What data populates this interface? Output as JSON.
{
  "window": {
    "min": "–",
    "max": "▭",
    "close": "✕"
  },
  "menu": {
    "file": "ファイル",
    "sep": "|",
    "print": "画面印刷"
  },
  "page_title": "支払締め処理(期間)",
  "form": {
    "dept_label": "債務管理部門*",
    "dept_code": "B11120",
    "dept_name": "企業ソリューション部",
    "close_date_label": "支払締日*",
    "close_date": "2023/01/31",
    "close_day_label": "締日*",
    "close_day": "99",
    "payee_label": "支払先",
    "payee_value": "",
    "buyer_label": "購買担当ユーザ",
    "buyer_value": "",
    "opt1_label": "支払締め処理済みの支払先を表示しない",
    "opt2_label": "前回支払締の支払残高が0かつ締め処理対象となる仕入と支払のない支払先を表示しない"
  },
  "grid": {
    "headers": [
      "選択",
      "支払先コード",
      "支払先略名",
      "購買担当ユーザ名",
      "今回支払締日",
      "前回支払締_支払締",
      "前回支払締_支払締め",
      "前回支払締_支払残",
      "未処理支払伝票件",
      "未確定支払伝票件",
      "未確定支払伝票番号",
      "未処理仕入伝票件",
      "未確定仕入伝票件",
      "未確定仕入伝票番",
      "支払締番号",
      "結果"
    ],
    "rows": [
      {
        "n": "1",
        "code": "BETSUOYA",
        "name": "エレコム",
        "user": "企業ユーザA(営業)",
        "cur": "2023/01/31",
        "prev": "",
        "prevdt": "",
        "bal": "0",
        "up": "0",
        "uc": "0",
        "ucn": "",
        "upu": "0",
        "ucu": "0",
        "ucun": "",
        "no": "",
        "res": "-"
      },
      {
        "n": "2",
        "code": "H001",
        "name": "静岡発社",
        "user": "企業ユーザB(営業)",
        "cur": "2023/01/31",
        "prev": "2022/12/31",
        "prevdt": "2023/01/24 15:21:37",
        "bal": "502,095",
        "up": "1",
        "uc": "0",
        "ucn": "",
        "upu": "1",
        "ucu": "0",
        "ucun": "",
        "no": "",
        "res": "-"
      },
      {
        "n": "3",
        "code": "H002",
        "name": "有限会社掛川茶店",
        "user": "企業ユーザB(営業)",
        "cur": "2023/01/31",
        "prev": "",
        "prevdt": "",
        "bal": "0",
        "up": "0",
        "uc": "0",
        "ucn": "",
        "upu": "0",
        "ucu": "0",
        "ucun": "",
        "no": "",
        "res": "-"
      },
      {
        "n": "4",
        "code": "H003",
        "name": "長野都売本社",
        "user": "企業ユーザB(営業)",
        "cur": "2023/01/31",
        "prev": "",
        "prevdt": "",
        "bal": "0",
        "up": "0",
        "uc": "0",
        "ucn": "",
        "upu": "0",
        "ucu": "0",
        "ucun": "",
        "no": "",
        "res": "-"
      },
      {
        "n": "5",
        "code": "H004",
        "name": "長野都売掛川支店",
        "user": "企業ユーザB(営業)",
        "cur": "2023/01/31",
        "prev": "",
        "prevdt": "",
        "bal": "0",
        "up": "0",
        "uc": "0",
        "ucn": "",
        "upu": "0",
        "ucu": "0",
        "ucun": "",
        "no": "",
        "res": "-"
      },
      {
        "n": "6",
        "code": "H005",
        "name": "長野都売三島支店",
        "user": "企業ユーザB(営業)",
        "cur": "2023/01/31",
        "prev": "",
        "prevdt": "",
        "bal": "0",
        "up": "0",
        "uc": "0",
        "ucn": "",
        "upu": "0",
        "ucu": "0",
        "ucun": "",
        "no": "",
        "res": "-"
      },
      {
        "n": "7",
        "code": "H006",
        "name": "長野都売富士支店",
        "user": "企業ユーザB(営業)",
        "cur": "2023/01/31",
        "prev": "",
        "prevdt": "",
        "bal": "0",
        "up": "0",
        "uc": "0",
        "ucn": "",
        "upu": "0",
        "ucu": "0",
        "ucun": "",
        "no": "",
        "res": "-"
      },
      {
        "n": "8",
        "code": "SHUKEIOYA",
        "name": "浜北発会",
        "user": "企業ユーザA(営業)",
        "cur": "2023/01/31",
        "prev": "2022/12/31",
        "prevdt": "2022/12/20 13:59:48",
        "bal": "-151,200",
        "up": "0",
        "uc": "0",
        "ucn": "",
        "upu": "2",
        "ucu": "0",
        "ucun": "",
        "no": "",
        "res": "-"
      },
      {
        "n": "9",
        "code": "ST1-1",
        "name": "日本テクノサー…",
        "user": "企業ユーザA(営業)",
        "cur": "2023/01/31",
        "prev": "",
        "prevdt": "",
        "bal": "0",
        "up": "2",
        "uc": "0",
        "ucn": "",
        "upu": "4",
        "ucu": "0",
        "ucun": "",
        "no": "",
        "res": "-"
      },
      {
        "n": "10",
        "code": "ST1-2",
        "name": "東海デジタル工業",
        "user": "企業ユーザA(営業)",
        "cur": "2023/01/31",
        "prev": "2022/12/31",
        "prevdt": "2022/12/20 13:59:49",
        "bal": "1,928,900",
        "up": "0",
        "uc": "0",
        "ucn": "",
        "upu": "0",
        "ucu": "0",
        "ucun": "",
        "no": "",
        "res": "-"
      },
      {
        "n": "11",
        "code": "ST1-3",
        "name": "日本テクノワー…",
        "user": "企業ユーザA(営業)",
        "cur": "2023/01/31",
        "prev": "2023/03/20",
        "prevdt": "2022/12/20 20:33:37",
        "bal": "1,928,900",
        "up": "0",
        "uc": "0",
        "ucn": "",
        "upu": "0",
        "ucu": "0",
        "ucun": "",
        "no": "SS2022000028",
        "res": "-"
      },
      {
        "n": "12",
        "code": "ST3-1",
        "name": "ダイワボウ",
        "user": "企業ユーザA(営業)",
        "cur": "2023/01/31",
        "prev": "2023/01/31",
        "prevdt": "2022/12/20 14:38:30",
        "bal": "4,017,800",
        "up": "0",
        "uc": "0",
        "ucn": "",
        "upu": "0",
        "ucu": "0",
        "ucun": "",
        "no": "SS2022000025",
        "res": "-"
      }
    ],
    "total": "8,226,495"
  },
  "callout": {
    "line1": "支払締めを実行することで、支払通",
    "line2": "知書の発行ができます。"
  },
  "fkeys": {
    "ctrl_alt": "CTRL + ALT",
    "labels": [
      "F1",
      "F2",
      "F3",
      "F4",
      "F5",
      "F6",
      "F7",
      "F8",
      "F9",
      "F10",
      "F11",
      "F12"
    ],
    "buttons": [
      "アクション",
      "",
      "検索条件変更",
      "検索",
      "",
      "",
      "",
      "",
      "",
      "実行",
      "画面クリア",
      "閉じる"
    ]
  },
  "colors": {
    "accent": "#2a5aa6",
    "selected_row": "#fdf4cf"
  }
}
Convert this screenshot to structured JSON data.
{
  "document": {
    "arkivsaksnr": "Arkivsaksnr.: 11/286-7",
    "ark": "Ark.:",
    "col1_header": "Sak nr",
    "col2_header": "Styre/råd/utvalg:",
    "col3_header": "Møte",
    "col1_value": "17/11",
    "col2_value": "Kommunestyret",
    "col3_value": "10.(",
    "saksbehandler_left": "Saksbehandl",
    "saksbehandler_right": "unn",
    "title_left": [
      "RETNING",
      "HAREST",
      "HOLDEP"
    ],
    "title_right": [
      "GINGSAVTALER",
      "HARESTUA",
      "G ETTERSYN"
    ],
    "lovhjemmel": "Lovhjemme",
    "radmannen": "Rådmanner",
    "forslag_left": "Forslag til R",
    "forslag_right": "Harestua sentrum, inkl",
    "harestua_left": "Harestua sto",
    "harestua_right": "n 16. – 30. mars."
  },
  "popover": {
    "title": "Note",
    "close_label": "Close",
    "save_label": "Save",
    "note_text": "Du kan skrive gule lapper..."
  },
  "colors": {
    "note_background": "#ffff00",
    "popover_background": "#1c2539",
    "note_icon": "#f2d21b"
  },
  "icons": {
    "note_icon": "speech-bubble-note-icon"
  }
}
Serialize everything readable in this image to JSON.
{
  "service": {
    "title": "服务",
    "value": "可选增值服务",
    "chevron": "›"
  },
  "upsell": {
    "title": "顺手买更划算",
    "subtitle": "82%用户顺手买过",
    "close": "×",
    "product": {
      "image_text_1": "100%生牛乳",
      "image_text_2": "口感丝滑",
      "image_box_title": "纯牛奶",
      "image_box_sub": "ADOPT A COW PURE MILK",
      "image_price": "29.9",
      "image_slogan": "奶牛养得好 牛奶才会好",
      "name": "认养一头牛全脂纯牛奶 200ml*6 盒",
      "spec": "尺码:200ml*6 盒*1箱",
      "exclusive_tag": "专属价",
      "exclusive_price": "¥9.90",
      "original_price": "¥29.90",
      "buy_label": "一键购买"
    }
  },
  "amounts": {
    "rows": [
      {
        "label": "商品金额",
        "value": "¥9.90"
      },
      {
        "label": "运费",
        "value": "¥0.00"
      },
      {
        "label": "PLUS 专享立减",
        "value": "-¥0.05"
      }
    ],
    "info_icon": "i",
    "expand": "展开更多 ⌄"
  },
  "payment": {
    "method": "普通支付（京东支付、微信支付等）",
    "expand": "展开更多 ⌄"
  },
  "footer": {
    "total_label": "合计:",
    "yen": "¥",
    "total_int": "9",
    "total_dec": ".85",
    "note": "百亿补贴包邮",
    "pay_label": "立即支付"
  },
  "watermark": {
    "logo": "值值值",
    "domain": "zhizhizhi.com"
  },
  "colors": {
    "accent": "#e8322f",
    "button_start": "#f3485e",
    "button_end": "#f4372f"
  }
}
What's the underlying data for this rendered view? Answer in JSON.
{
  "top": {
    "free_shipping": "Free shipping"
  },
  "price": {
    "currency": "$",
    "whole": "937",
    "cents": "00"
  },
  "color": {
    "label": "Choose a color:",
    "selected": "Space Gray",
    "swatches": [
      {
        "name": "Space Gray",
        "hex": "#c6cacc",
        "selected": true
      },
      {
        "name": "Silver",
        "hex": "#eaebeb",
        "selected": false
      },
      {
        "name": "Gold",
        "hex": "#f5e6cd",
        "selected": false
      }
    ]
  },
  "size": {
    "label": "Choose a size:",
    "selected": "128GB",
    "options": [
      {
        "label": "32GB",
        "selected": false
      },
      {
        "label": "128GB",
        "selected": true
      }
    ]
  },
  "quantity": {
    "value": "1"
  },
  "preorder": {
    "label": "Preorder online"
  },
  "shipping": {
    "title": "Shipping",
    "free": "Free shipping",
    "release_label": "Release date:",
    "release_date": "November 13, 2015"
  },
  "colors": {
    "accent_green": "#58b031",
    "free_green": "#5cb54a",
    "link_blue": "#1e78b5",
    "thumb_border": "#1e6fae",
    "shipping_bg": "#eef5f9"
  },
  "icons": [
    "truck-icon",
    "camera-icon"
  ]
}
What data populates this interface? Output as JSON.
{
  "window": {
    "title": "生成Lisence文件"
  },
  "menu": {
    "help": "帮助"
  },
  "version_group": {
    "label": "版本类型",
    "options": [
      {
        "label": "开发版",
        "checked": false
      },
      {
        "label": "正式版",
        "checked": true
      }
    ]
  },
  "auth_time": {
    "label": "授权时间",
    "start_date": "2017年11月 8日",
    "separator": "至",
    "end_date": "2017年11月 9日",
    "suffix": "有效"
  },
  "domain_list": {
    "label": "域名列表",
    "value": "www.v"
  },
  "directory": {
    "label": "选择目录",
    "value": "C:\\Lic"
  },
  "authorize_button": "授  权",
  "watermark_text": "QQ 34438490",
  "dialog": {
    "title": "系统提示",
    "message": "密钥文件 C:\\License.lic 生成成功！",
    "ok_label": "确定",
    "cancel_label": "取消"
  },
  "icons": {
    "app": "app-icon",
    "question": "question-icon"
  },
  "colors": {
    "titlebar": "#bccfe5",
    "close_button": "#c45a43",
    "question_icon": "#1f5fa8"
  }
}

——————

§ Goal of the exercise
Scan the material and collect every line that contains "data".

§ Solution to this exercise
What data populates this interface? Output as JSON.
Convert this screenshot to structured JSON data.
What's the underlying data for this rendered view? Answer in JSON.
What data populates this interface? Output as JSON.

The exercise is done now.